>> Start Information shown

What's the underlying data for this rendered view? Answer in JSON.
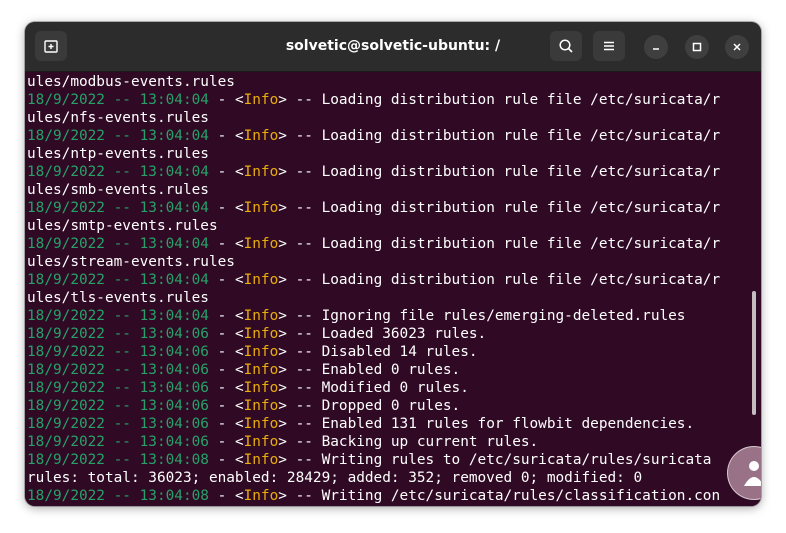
{
  "window": {
    "title": "solvetic@solvetic-ubuntu: /"
  },
  "icons": {
    "new_tab": "new-tab-icon",
    "search": "search-icon",
    "menu": "hamburger-menu-icon",
    "minimize": "minimize-icon",
    "maximize": "maximize-icon",
    "close": "close-icon",
    "watermark": "solvetic-logo"
  },
  "colors": {
    "terminal_bg": "#300a24",
    "titlebar_bg": "#2c2c2c",
    "date_text": "#26a269",
    "info_text": "#e9ad0c",
    "plain_text": "#ffffff"
  },
  "terminal": {
    "lines": [
      {
        "plain": "ules/modbus-events.rules"
      },
      {
        "date": "18/9/2022 -- 13:04:04",
        "pre": " - <",
        "level": "Info",
        "msg": "> -- Loading distribution rule file /etc/suricata/r"
      },
      {
        "plain": "ules/nfs-events.rules"
      },
      {
        "date": "18/9/2022 -- 13:04:04",
        "pre": " - <",
        "level": "Info",
        "msg": "> -- Loading distribution rule file /etc/suricata/r"
      },
      {
        "plain": "ules/ntp-events.rules"
      },
      {
        "date": "18/9/2022 -- 13:04:04",
        "pre": " - <",
        "level": "Info",
        "msg": "> -- Loading distribution rule file /etc/suricata/r"
      },
      {
        "plain": "ules/smb-events.rules"
      },
      {
        "date": "18/9/2022 -- 13:04:04",
        "pre": " - <",
        "level": "Info",
        "msg": "> -- Loading distribution rule file /etc/suricata/r"
      },
      {
        "plain": "ules/smtp-events.rules"
      },
      {
        "date": "18/9/2022 -- 13:04:04",
        "pre": " - <",
        "level": "Info",
        "msg": "> -- Loading distribution rule file /etc/suricata/r"
      },
      {
        "plain": "ules/stream-events.rules"
      },
      {
        "date": "18/9/2022 -- 13:04:04",
        "pre": " - <",
        "level": "Info",
        "msg": "> -- Loading distribution rule file /etc/suricata/r"
      },
      {
        "plain": "ules/tls-events.rules"
      },
      {
        "date": "18/9/2022 -- 13:04:04",
        "pre": " - <",
        "level": "Info",
        "msg": "> -- Ignoring file rules/emerging-deleted.rules"
      },
      {
        "date": "18/9/2022 -- 13:04:06",
        "pre": " - <",
        "level": "Info",
        "msg": "> -- Loaded 36023 rules."
      },
      {
        "date": "18/9/2022 -- 13:04:06",
        "pre": " - <",
        "level": "Info",
        "msg": "> -- Disabled 14 rules."
      },
      {
        "date": "18/9/2022 -- 13:04:06",
        "pre": " - <",
        "level": "Info",
        "msg": "> -- Enabled 0 rules."
      },
      {
        "date": "18/9/2022 -- 13:04:06",
        "pre": " - <",
        "level": "Info",
        "msg": "> -- Modified 0 rules."
      },
      {
        "date": "18/9/2022 -- 13:04:06",
        "pre": " - <",
        "level": "Info",
        "msg": "> -- Dropped 0 rules."
      },
      {
        "date": "18/9/2022 -- 13:04:06",
        "pre": " - <",
        "level": "Info",
        "msg": "> -- Enabled 131 rules for flowbit dependencies."
      },
      {
        "date": "18/9/2022 -- 13:04:06",
        "pre": " - <",
        "level": "Info",
        "msg": "> -- Backing up current rules."
      },
      {
        "date": "18/9/2022 -- 13:04:08",
        "pre": " - <",
        "level": "Info",
        "msg": "> -- Writing rules to /etc/suricata/rules/suricata"
      },
      {
        "plain": "rules: total: 36023; enabled: 28429; added: 352; removed 0; modified: 0"
      },
      {
        "date": "18/9/2022 -- 13:04:08",
        "pre": " - <",
        "level": "Info",
        "msg": "> -- Writing /etc/suricata/rules/classification.con"
      }
    ]
  }
}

>> End Information shown

Exercise aim: Make an exact copy of every record, pictures excluded.

Solution to the problem:
What's the underlying data for this rendered view? Answer in JSON.
{
  "window": {
    "title": "solvetic@solvetic-ubuntu: /"
  },
  "icons": {
    "new_tab": "new-tab-icon",
    "search": "search-icon",
    "menu": "hamburger-menu-icon",
    "minimize": "minimize-icon",
    "maximize": "maximize-icon",
    "close": "close-icon",
    "watermark": "solvetic-logo"
  },
  "colors": {
    "terminal_bg": "#300a24",
    "titlebar_bg": "#2c2c2c",
    "date_text": "#26a269",
    "info_text": "#e9ad0c",
    "plain_text": "#ffffff"
  },
  "terminal": {
    "lines": [
      {
        "plain": "ules/modbus-events.rules"
      },
      {
        "date": "18/9/2022 -- 13:04:04",
        "pre": " - <",
        "level": "Info",
        "msg": "> -- Loading distribution rule file /etc/suricata/r"
      },
      {
        "plain": "ules/nfs-events.rules"
      },
      {
        "date": "18/9/2022 -- 13:04:04",
        "pre": " - <",
        "level": "Info",
        "msg": "> -- Loading distribution rule file /etc/suricata/r"
      },
      {
        "plain": "ules/ntp-events.rules"
      },
      {
        "date": "18/9/2022 -- 13:04:04",
        "pre": " - <",
        "level": "Info",
        "msg": "> -- Loading distribution rule file /etc/suricata/r"
      },
      {
        "plain": "ules/smb-events.rules"
      },
      {
        "date": "18/9/2022 -- 13:04:04",
        "pre": " - <",
        "level": "Info",
        "msg": "> -- Loading distribution rule file /etc/suricata/r"
      },
      {
        "plain": "ules/smtp-events.rules"
      },
      {
        "date": "18/9/2022 -- 13:04:04",
        "pre": " - <",
        "level": "Info",
        "msg": "> -- Loading distribution rule file /etc/suricata/r"
      },
      {
        "plain": "ules/stream-events.rules"
      },
      {
        "date": "18/9/2022 -- 13:04:04",
        "pre": " - <",
        "level": "Info",
        "msg": "> -- Loading distribution rule file /etc/suricata/r"
      },
      {
        "plain": "ules/tls-events.rules"
      },
      {
        "date": "18/9/2022 -- 13:04:04",
        "pre": " - <",
        "level": "Info",
        "msg": "> -- Ignoring file rules/emerging-deleted.rules"
      },
      {
        "date": "18/9/2022 -- 13:04:06",
        "pre": " - <",
        "level": "Info",
        "msg": "> -- Loaded 36023 rules."
      },
      {
        "date": "18/9/2022 -- 13:04:06",
        "pre": " - <",
        "level": "Info",
        "msg": "> -- Disabled 14 rules."
      },
      {
        "date": "18/9/2022 -- 13:04:06",
        "pre": " - <",
        "level": "Info",
        "msg": "> -- Enabled 0 rules."
      },
      {
        "date": "18/9/2022 -- 13:04:06",
        "pre": " - <",
        "level": "Info",
        "msg": "> -- Modified 0 rules."
      },
      {
        "date": "18/9/2022 -- 13:04:06",
        "pre": " - <",
        "level": "Info",
        "msg": "> -- Dropped 0 rules."
      },
      {
        "date": "18/9/2022 -- 13:04:06",
        "pre": " - <",
        "level": "Info",
        "msg": "> -- Enabled 131 rules for flowbit dependencies."
      },
      {
        "date": "18/9/2022 -- 13:04:06",
        "pre": " - <",
        "level": "Info",
        "msg": "> -- Backing up current rules."
      },
      {
        "date": "18/9/2022 -- 13:04:08",
        "pre": " - <",
        "level": "Info",
        "msg": "> -- Writing rules to /etc/suricata/rules/suricata"
      },
      {
        "plain": "rules: total: 36023; enabled: 28429; added: 352; removed 0; modified: 0"
      },
      {
        "date": "18/9/2022 -- 13:04:08",
        "pre": " - <",
        "level": "Info",
        "msg": "> -- Writing /etc/suricata/rules/classification.con"
      }
    ]
  }
}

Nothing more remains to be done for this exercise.